EXERCISE INPUT:
•••••

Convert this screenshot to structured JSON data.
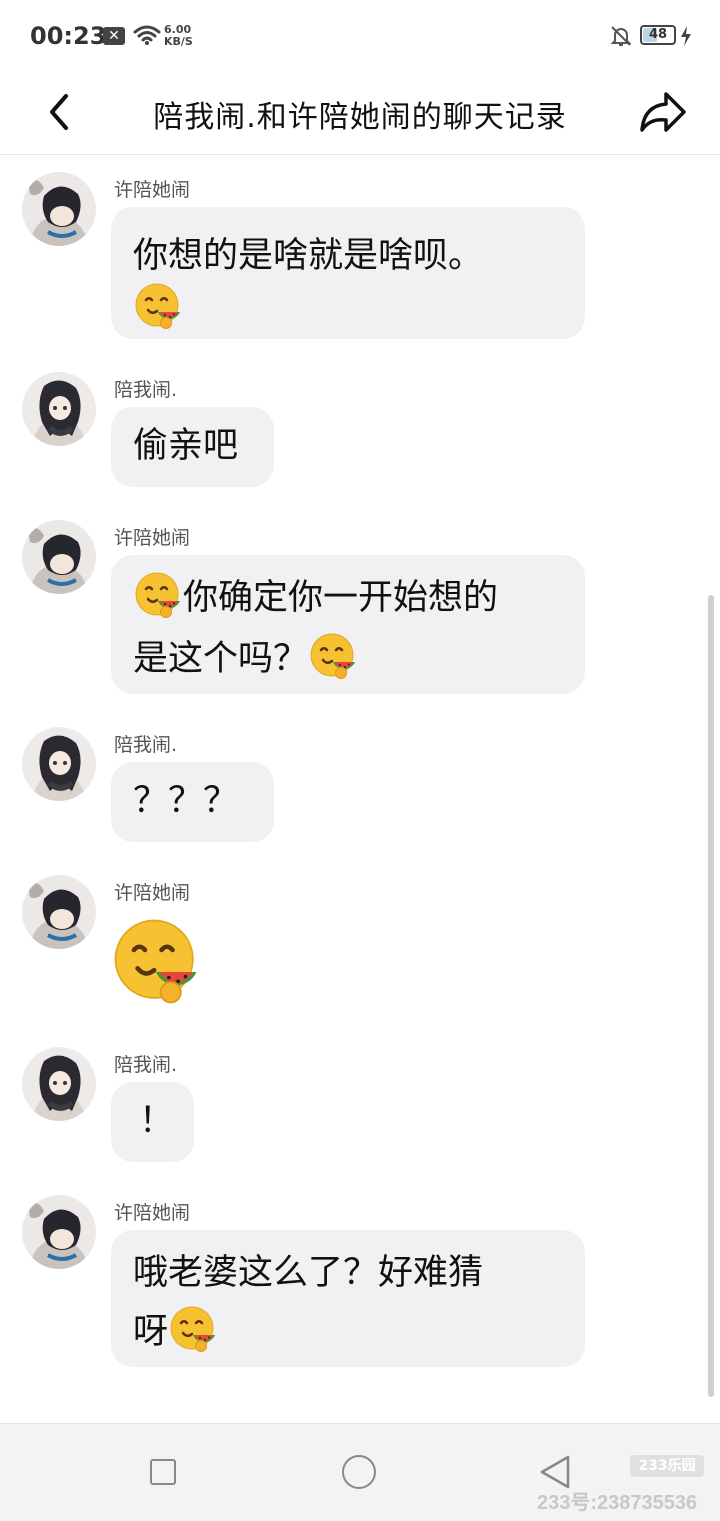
{
  "status_bar": {
    "time": "00:23",
    "notification_badge": "✕",
    "net_speed_value": "6.00",
    "net_speed_unit": "KB/S",
    "battery_level": "48",
    "battery_fraction": 0.48
  },
  "header": {
    "title": "陪我闹.和许陪她闹的聊天记录"
  },
  "messages": [
    {
      "sender": "许陪她闹",
      "line1": "你想的是啥就是啥呗。",
      "line2": ""
    },
    {
      "sender": "陪我闹.",
      "text": "偷亲吧"
    },
    {
      "sender": "许陪她闹",
      "line1": "你确定你一开始想的",
      "line2": "是这个吗？"
    },
    {
      "sender": "陪我闹.",
      "text": "？？？"
    },
    {
      "sender": "许陪她闹"
    },
    {
      "sender": "陪我闹.",
      "text": "！"
    },
    {
      "sender": "许陪她闹",
      "line1": "哦老婆这么了？好难猜",
      "line2": "呀"
    }
  ],
  "icons": {
    "emoji": "yum-watermelon-emoji",
    "back": "chevron-left-icon",
    "share": "share-arrow-icon"
  },
  "watermark": {
    "logo": "233乐园",
    "text": "233号:238735536"
  },
  "colors": {
    "bubble": "#f1f1f3",
    "emoji_face": "#f7c232",
    "emoji_melon": "#e8453c"
  }
}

•••••

Would you set down the listing exactly, omitting pictures?

Convert this screenshot to structured JSON data.
{
  "status_bar": {
    "time": "00:23",
    "notification_badge": "✕",
    "net_speed_value": "6.00",
    "net_speed_unit": "KB/S",
    "battery_level": "48",
    "battery_fraction": 0.48
  },
  "header": {
    "title": "陪我闹.和许陪她闹的聊天记录"
  },
  "messages": [
    {
      "sender": "许陪她闹",
      "line1": "你想的是啥就是啥呗。",
      "line2": ""
    },
    {
      "sender": "陪我闹.",
      "text": "偷亲吧"
    },
    {
      "sender": "许陪她闹",
      "line1": "你确定你一开始想的",
      "line2": "是这个吗？"
    },
    {
      "sender": "陪我闹.",
      "text": "？？？"
    },
    {
      "sender": "许陪她闹"
    },
    {
      "sender": "陪我闹.",
      "text": "！"
    },
    {
      "sender": "许陪她闹",
      "line1": "哦老婆这么了？好难猜",
      "line2": "呀"
    }
  ],
  "icons": {
    "emoji": "yum-watermelon-emoji",
    "back": "chevron-left-icon",
    "share": "share-arrow-icon"
  },
  "watermark": {
    "logo": "233乐园",
    "text": "233号:238735536"
  },
  "colors": {
    "bubble": "#f1f1f3",
    "emoji_face": "#f7c232",
    "emoji_melon": "#e8453c"
  }
}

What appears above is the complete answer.